▼

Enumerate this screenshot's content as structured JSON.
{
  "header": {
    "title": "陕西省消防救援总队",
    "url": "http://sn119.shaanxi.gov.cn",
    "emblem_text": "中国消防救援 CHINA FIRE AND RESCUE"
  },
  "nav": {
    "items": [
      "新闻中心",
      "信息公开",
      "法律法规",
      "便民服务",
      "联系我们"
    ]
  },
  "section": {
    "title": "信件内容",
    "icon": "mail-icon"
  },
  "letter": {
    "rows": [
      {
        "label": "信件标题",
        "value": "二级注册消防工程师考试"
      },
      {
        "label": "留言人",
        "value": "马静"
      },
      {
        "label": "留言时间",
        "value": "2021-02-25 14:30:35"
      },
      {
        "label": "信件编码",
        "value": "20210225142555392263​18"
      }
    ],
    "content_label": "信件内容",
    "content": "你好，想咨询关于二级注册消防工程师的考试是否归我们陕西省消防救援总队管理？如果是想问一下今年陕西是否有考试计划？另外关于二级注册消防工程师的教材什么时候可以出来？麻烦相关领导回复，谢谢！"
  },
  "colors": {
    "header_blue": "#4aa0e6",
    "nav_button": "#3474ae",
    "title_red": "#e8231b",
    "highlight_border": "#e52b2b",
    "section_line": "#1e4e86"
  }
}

▲

Write out every entry exactly as given.

COMPLETED EXERCISE:
Enumerate this screenshot's content as structured JSON.
{
  "header": {
    "title": "陕西省消防救援总队",
    "url": "http://sn119.shaanxi.gov.cn",
    "emblem_text": "中国消防救援 CHINA FIRE AND RESCUE"
  },
  "nav": {
    "items": [
      "新闻中心",
      "信息公开",
      "法律法规",
      "便民服务",
      "联系我们"
    ]
  },
  "section": {
    "title": "信件内容",
    "icon": "mail-icon"
  },
  "letter": {
    "rows": [
      {
        "label": "信件标题",
        "value": "二级注册消防工程师考试"
      },
      {
        "label": "留言人",
        "value": "马静"
      },
      {
        "label": "留言时间",
        "value": "2021-02-25 14:30:35"
      },
      {
        "label": "信件编码",
        "value": "20210225142555392263​18"
      }
    ],
    "content_label": "信件内容",
    "content": "你好，想咨询关于二级注册消防工程师的考试是否归我们陕西省消防救援总队管理？如果是想问一下今年陕西是否有考试计划？另外关于二级注册消防工程师的教材什么时候可以出来？麻烦相关领导回复，谢谢！"
  },
  "colors": {
    "header_blue": "#4aa0e6",
    "nav_button": "#3474ae",
    "title_red": "#e8231b",
    "highlight_border": "#e52b2b",
    "section_line": "#1e4e86"
  }
}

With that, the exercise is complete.